* _DATA IN THIS EXERCISE_:
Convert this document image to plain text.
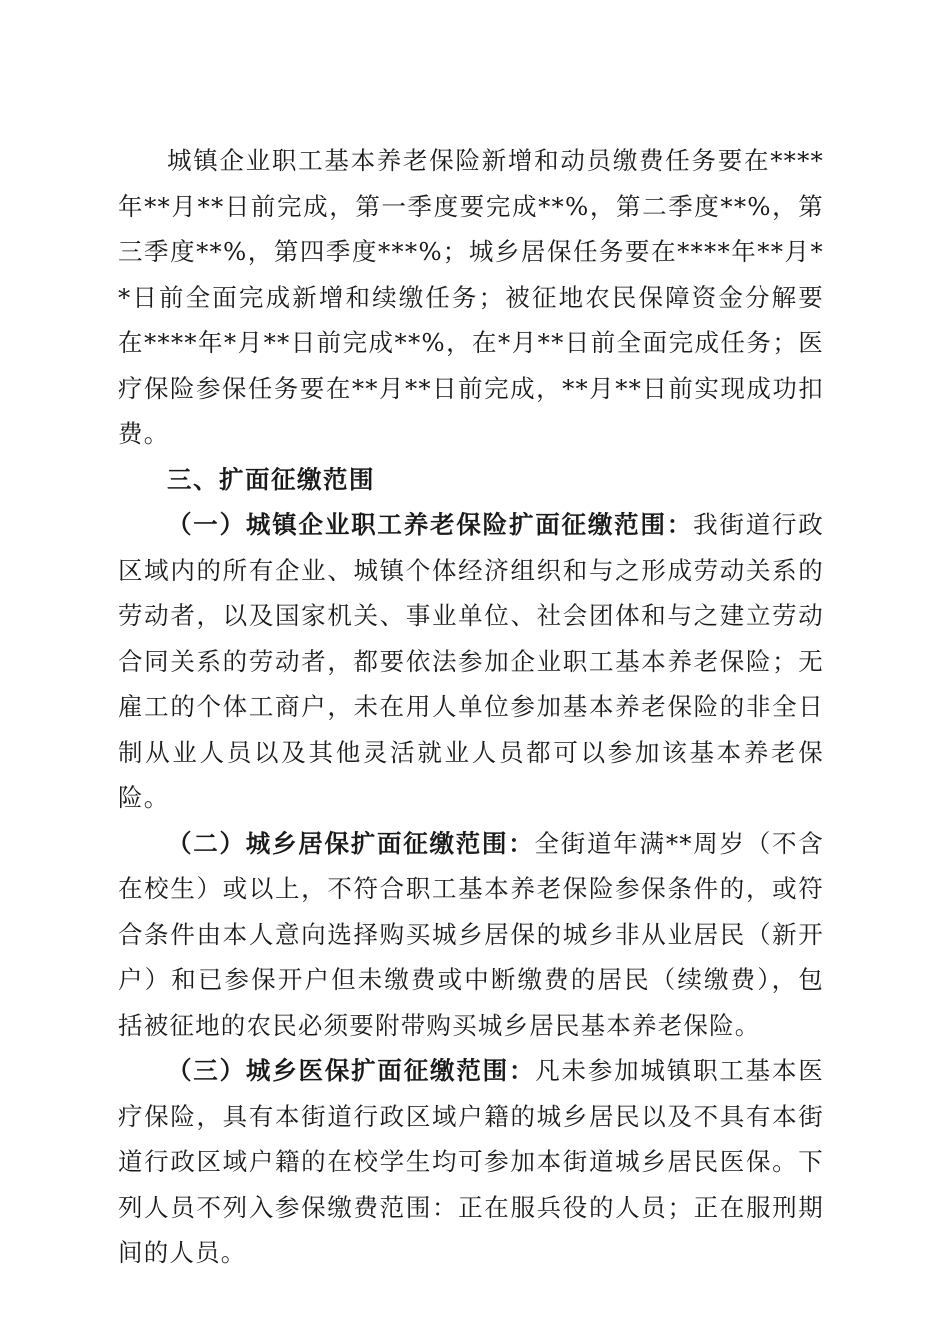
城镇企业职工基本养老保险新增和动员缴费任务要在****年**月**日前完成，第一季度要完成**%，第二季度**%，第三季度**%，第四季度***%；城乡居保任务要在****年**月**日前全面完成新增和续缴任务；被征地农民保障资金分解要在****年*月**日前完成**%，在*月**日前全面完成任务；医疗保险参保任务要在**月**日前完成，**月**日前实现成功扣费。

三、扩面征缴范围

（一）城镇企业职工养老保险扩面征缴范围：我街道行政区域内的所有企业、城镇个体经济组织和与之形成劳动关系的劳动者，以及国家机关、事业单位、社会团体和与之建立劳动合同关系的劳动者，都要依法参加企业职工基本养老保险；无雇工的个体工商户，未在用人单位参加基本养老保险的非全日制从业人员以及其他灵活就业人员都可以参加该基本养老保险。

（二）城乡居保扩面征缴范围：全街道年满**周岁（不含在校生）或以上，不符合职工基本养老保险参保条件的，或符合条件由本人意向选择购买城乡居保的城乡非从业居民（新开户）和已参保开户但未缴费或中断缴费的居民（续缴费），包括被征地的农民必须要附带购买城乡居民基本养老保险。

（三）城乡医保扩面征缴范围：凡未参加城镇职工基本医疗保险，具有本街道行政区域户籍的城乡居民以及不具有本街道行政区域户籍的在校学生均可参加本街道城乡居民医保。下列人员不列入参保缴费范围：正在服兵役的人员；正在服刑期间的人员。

* _OBJECTIVE_: Reproduce the data word for word, excluding its pictures.

* _CORRECT RESPONSE_:
Convert this document image to plain text.
城镇企业职工基本养老保险新增和动员缴费任务要在****年**月**日前完成，第一季度要完成**%，第二季度**%，第三季度**%，第四季度***%；城乡居保任务要在****年**月**日前全面完成新增和续缴任务；被征地农民保障资金分解要在****年*月**日前完成**%，在*月**日前全面完成任务；医疗保险参保任务要在**月**日前完成，**月**日前实现成功扣费。

三、扩面征缴范围

（一）城镇企业职工养老保险扩面征缴范围：我街道行政区域内的所有企业、城镇个体经济组织和与之形成劳动关系的劳动者，以及国家机关、事业单位、社会团体和与之建立劳动合同关系的劳动者，都要依法参加企业职工基本养老保险；无雇工的个体工商户，未在用人单位参加基本养老保险的非全日制从业人员以及其他灵活就业人员都可以参加该基本养老保险。

（二）城乡居保扩面征缴范围：全街道年满**周岁（不含在校生）或以上，不符合职工基本养老保险参保条件的，或符合条件由本人意向选择购买城乡居保的城乡非从业居民（新开户）和已参保开户但未缴费或中断缴费的居民（续缴费），包括被征地的农民必须要附带购买城乡居民基本养老保险。

（三）城乡医保扩面征缴范围：凡未参加城镇职工基本医疗保险，具有本街道行政区域户籍的城乡居民以及不具有本街道行政区域户籍的在校学生均可参加本街道城乡居民医保。下列人员不列入参保缴费范围：正在服兵役的人员；正在服刑期间的人员。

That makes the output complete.